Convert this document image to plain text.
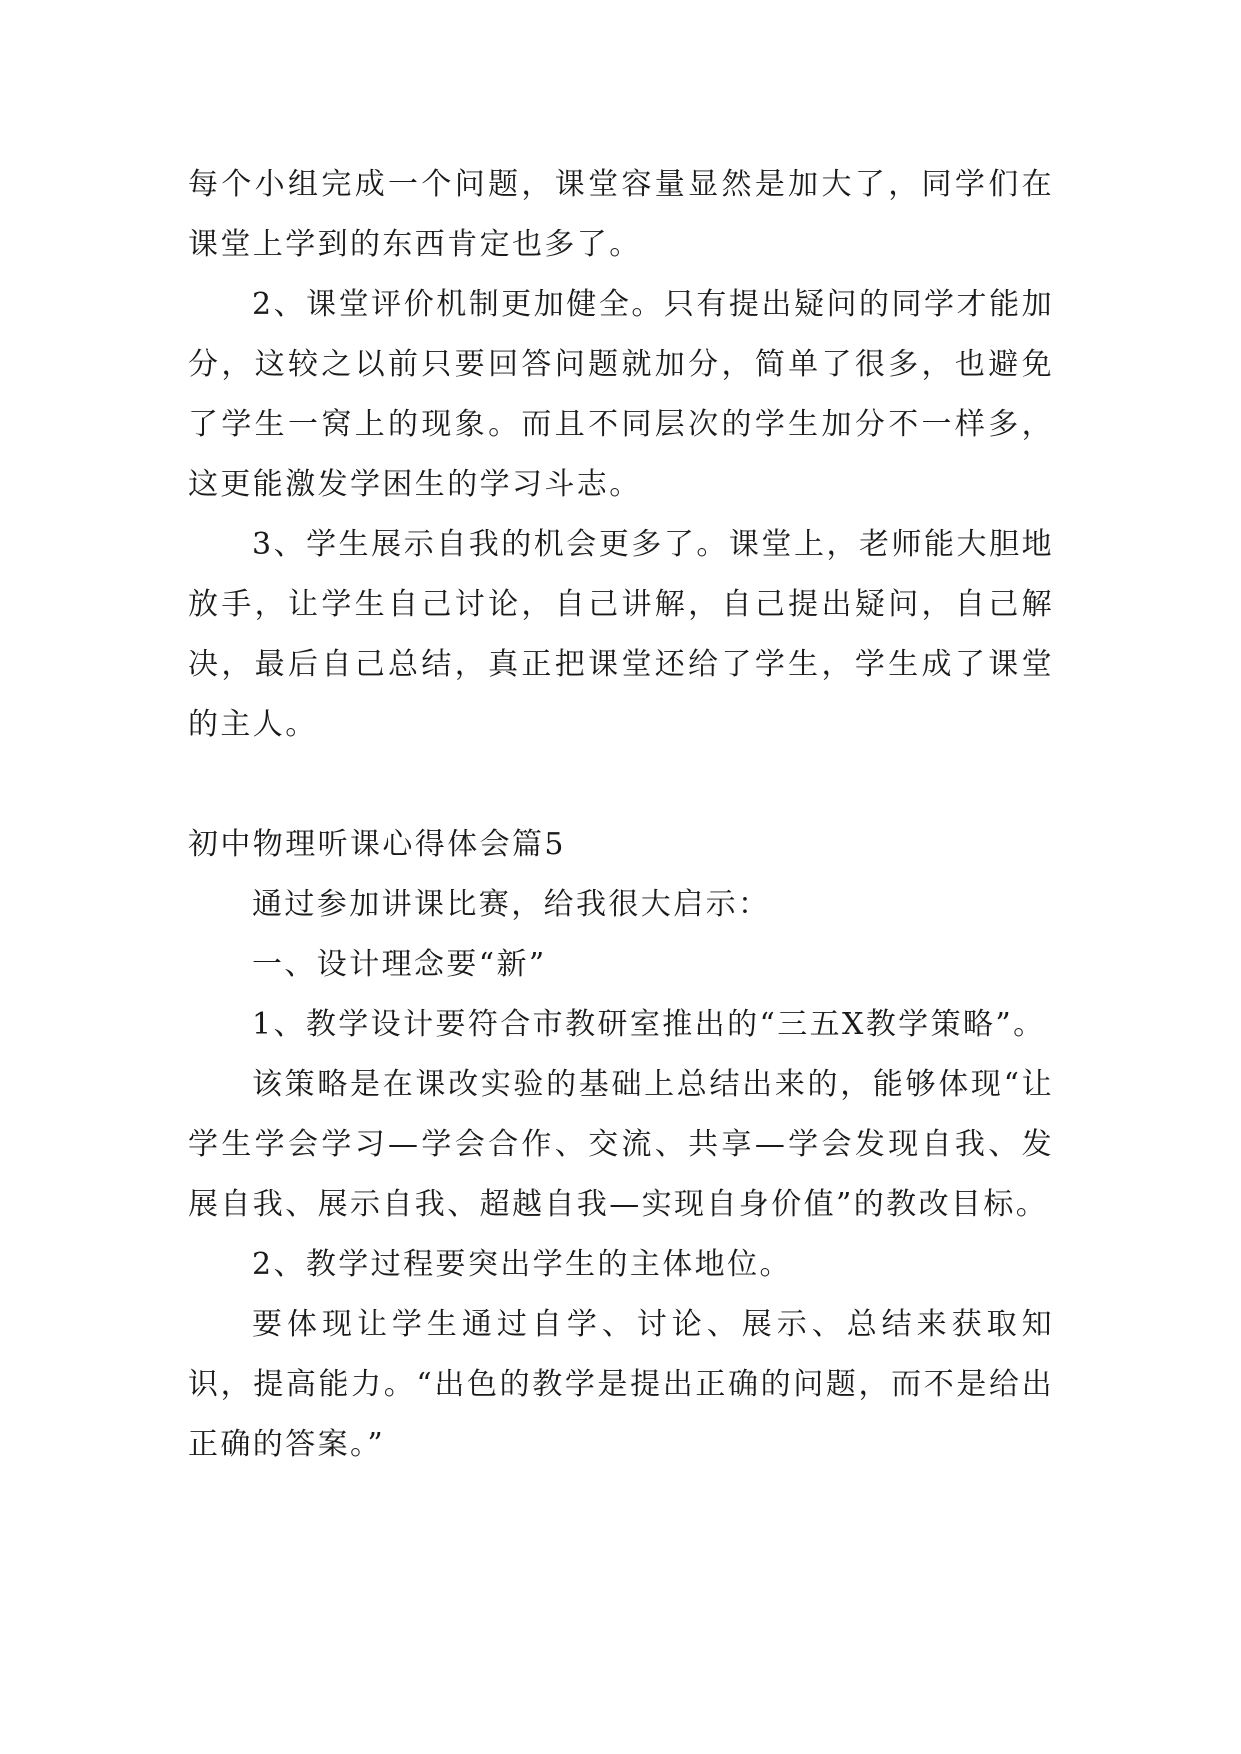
每个小组完成一个问题，课堂容量显然是加大了，同学们在课堂上学到的东西肯定也多了。

2、课堂评价机制更加健全。只有提出疑问的同学才能加分，这较之以前只要回答问题就加分，简单了很多，也避免了学生一窝上的现象。而且不同层次的学生加分不一样多，这更能激发学困生的学习斗志。

3、学生展示自我的机会更多了。课堂上，老师能大胆地放手，让学生自己讨论，自己讲解，自己提出疑问，自己解决，最后自己总结，真正把课堂还给了学生，学生成了课堂的主人。

初中物理听课心得体会篇5

通过参加讲课比赛，给我很大启示：

一、设计理念要“新”

1、教学设计要符合市教研室推出的“三五X教学策略”。

该策略是在课改实验的基础上总结出来的，能够体现“让学生学会学习—学会合作、交流、共享—学会发现自我、发展自我、展示自我、超越自我—实现自身价值”的教改目标。

2、教学过程要突出学生的主体地位。

要体现让学生通过自学、讨论、展示、总结来获取知识，提高能力。“出色的教学是提出正确的问题，而不是给出正确的答案。”
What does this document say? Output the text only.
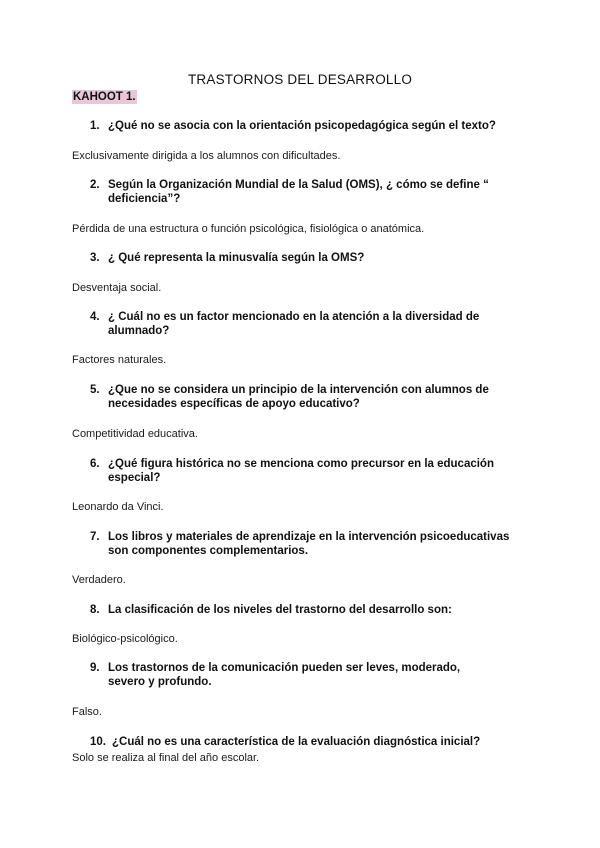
TRASTORNOS DEL DESARROLLO
KAHOOT 1.
1. ¿Qué no se asocia con la orientación psicopedagógica según el texto?
Exclusivamente dirigida a los alumnos con dificultades.
2. Según la Organización Mundial de la Salud (OMS), ¿ cómo se define “ deficiencia”?
Pérdida de una estructura o función psicológica, fisiológica o anatómica.
3. ¿ Qué representa la minusvalía según la OMS?
Desventaja social.
4. ¿ Cuál no es un factor mencionado en la atención a la diversidad de alumnado?
Factores naturales.
5. ¿Que no se considera un principio de la intervención con alumnos de necesidades específicas de apoyo educativo?
Competitividad educativa.
6. ¿Qué figura histórica no se menciona como precursor en la educación especial?
Leonardo da Vinci.
7. Los libros y materiales de aprendizaje en la intervención psicoeducativas son componentes complementarios.
Verdadero.
8. La clasificación de los niveles del trastorno del desarrollo son:
Biológico-psicológico.
9. Los trastornos de la comunicación pueden ser leves, moderado, severo y profundo.
Falso.
10. ¿Cuál no es una característica de la evaluación diagnóstica inicial?
Solo se realiza al final del año escolar.
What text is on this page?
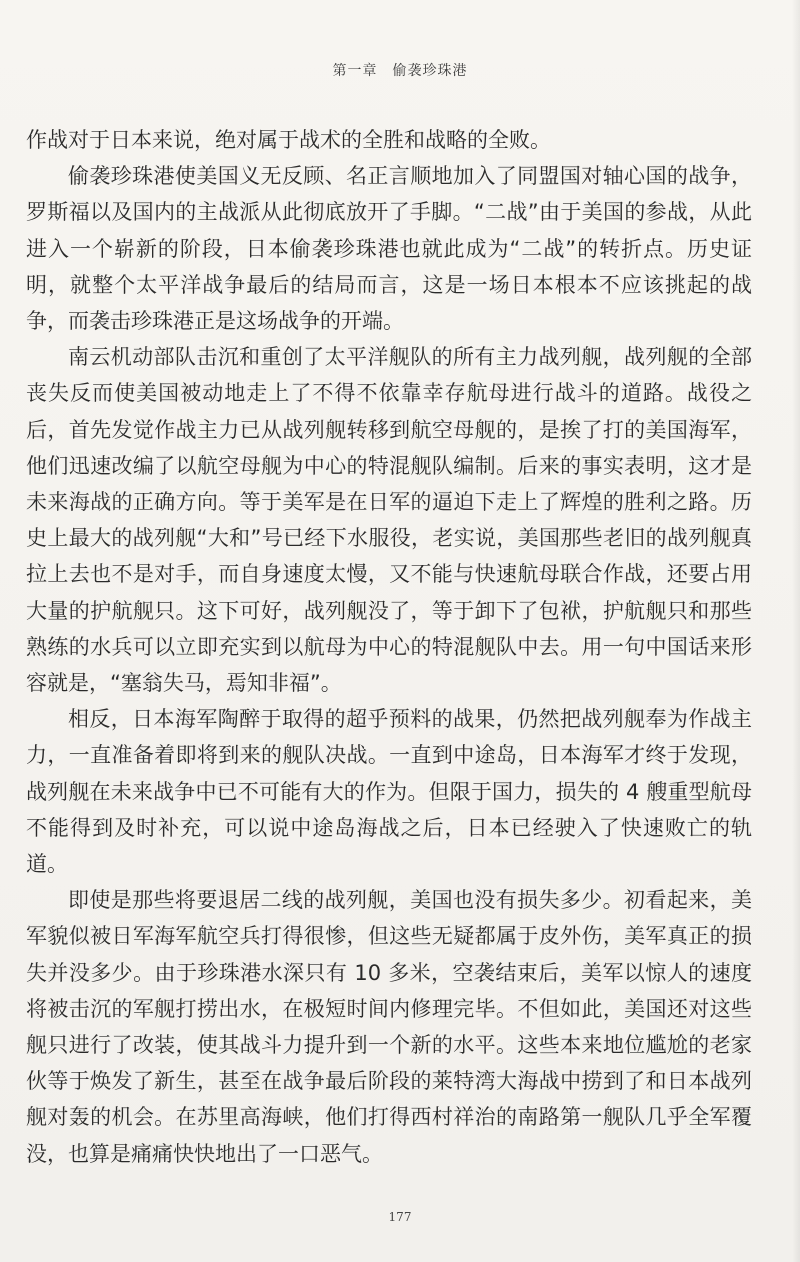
第一章　偷袭珍珠港

作战对于日本来说，绝对属于战术的全胜和战略的全败。

偷袭珍珠港使美国义无反顾、名正言顺地加入了同盟国对轴心国的战争，罗斯福以及国内的主战派从此彻底放开了手脚。“二战”由于美国的参战，从此进入一个崭新的阶段，日本偷袭珍珠港也就此成为“二战”的转折点。历史证明，就整个太平洋战争最后的结局而言，这是一场日本根本不应该挑起的战争，而袭击珍珠港正是这场战争的开端。

南云机动部队击沉和重创了太平洋舰队的所有主力战列舰，战列舰的全部丧失反而使美国被动地走上了不得不依靠幸存航母进行战斗的道路。战役之后，首先发觉作战主力已从战列舰转移到航空母舰的，是挨了打的美国海军，他们迅速改编了以航空母舰为中心的特混舰队编制。后来的事实表明，这才是未来海战的正确方向。等于美军是在日军的逼迫下走上了辉煌的胜利之路。历史上最大的战列舰“大和”号已经下水服役，老实说，美国那些老旧的战列舰真拉上去也不是对手，而自身速度太慢，又不能与快速航母联合作战，还要占用大量的护航舰只。这下可好，战列舰没了，等于卸下了包袱，护航舰只和那些熟练的水兵可以立即充实到以航母为中心的特混舰队中去。用一句中国话来形容就是，“塞翁失马，焉知非福”。

相反，日本海军陶醉于取得的超乎预料的战果，仍然把战列舰奉为作战主力，一直准备着即将到来的舰队决战。一直到中途岛，日本海军才终于发现，战列舰在未来战争中已不可能有大的作为。但限于国力，损失的 4 艘重型航母不能得到及时补充，可以说中途岛海战之后，日本已经驶入了快速败亡的轨道。

即使是那些将要退居二线的战列舰，美国也没有损失多少。初看起来，美军貌似被日军海军航空兵打得很惨，但这些无疑都属于皮外伤，美军真正的损失并没多少。由于珍珠港水深只有 10 多米，空袭结束后，美军以惊人的速度将被击沉的军舰打捞出水，在极短时间内修理完毕。不但如此，美国还对这些舰只进行了改装，使其战斗力提升到一个新的水平。这些本来地位尴尬的老家伙等于焕发了新生，甚至在战争最后阶段的莱特湾大海战中捞到了和日本战列舰对轰的机会。在苏里高海峡，他们打得西村祥治的南路第一舰队几乎全军覆没，也算是痛痛快快地出了一口恶气。

177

● **GIVEN PROBLEM**: Reproduce the material above verbatim; omit every picture.

● **WRITTEN ANSWER**:
Convert this document image to plain text.
每个小组完成一个问题，课堂容量显然是加大了，同学们在课堂上学到的东西肯定也多了。

2、课堂评价机制更加健全。只有提出疑问的同学才能加分，这较之以前只要回答问题就加分，简单了很多，也避免了学生一窝上的现象。而且不同层次的学生加分不一样多，这更能激发学困生的学习斗志。

3、学生展示自我的机会更多了。课堂上，老师能大胆地放手，让学生自己讨论，自己讲解，自己提出疑问，自己解决，最后自己总结，真正把课堂还给了学生，学生成了课堂的主人。

初中物理听课心得体会篇5

通过参加讲课比赛，给我很大启示：

一、设计理念要“新”

1、教学设计要符合市教研室推出的“三五X教学策略”。

该策略是在课改实验的基础上总结出来的，能够体现“让学生学会学习—学会合作、交流、共享—学会发现自我、发展自我、展示自我、超越自我—实现自身价值”的教改目标。

2、教学过程要突出学生的主体地位。

要体现让学生通过自学、讨论、展示、总结来获取知识，提高能力。“出色的教学是提出正确的问题，而不是给出正确的答案。”
What does this document say? Output the text only.
TRASTORNOS DEL DESARROLLO
KAHOOT 1.
1. ¿Qué no se asocia con la orientación psicopedagógica según el texto?
Exclusivamente dirigida a los alumnos con dificultades.
2. Según la Organización Mundial de la Salud (OMS), ¿ cómo se define “ deficiencia”?
Pérdida de una estructura o función psicológica, fisiológica o anatómica.
3. ¿ Qué representa la minusvalía según la OMS?
Desventaja social.
4. ¿ Cuál no es un factor mencionado en la atención a la diversidad de alumnado?
Factores naturales.
5. ¿Que no se considera un principio de la intervención con alumnos de necesidades específicas de apoyo educativo?
Competitividad educativa.
6. ¿Qué figura histórica no se menciona como precursor en la educación especial?
Leonardo da Vinci.
7. Los libros y materiales de aprendizaje en la intervención psicoeducativas son componentes complementarios.
Verdadero.
8. La clasificación de los niveles del trastorno del desarrollo son:
Biológico-psicológico.
9. Los trastornos de la comunicación pueden ser leves, moderado, severo y profundo.
Falso.
10. ¿Cuál no es una característica de la evaluación diagnóstica inicial?
Solo se realiza al final del año escolar.
What text is on this page?
第一章　偷袭珍珠港

作战对于日本来说，绝对属于战术的全胜和战略的全败。

偷袭珍珠港使美国义无反顾、名正言顺地加入了同盟国对轴心国的战争，罗斯福以及国内的主战派从此彻底放开了手脚。“二战”由于美国的参战，从此进入一个崭新的阶段，日本偷袭珍珠港也就此成为“二战”的转折点。历史证明，就整个太平洋战争最后的结局而言，这是一场日本根本不应该挑起的战争，而袭击珍珠港正是这场战争的开端。

南云机动部队击沉和重创了太平洋舰队的所有主力战列舰，战列舰的全部丧失反而使美国被动地走上了不得不依靠幸存航母进行战斗的道路。战役之后，首先发觉作战主力已从战列舰转移到航空母舰的，是挨了打的美国海军，他们迅速改编了以航空母舰为中心的特混舰队编制。后来的事实表明，这才是未来海战的正确方向。等于美军是在日军的逼迫下走上了辉煌的胜利之路。历史上最大的战列舰“大和”号已经下水服役，老实说，美国那些老旧的战列舰真拉上去也不是对手，而自身速度太慢，又不能与快速航母联合作战，还要占用大量的护航舰只。这下可好，战列舰没了，等于卸下了包袱，护航舰只和那些熟练的水兵可以立即充实到以航母为中心的特混舰队中去。用一句中国话来形容就是，“塞翁失马，焉知非福”。

相反，日本海军陶醉于取得的超乎预料的战果，仍然把战列舰奉为作战主力，一直准备着即将到来的舰队决战。一直到中途岛，日本海军才终于发现，战列舰在未来战争中已不可能有大的作为。但限于国力，损失的 4 艘重型航母不能得到及时补充，可以说中途岛海战之后，日本已经驶入了快速败亡的轨道。

即使是那些将要退居二线的战列舰，美国也没有损失多少。初看起来，美军貌似被日军海军航空兵打得很惨，但这些无疑都属于皮外伤，美军真正的损失并没多少。由于珍珠港水深只有 10 多米，空袭结束后，美军以惊人的速度将被击沉的军舰打捞出水，在极短时间内修理完毕。不但如此，美国还对这些舰只进行了改装，使其战斗力提升到一个新的水平。这些本来地位尴尬的老家伙等于焕发了新生，甚至在战争最后阶段的莱特湾大海战中捞到了和日本战列舰对轰的机会。在苏里高海峡，他们打得西村祥治的南路第一舰队几乎全军覆没，也算是痛痛快快地出了一口恶气。

177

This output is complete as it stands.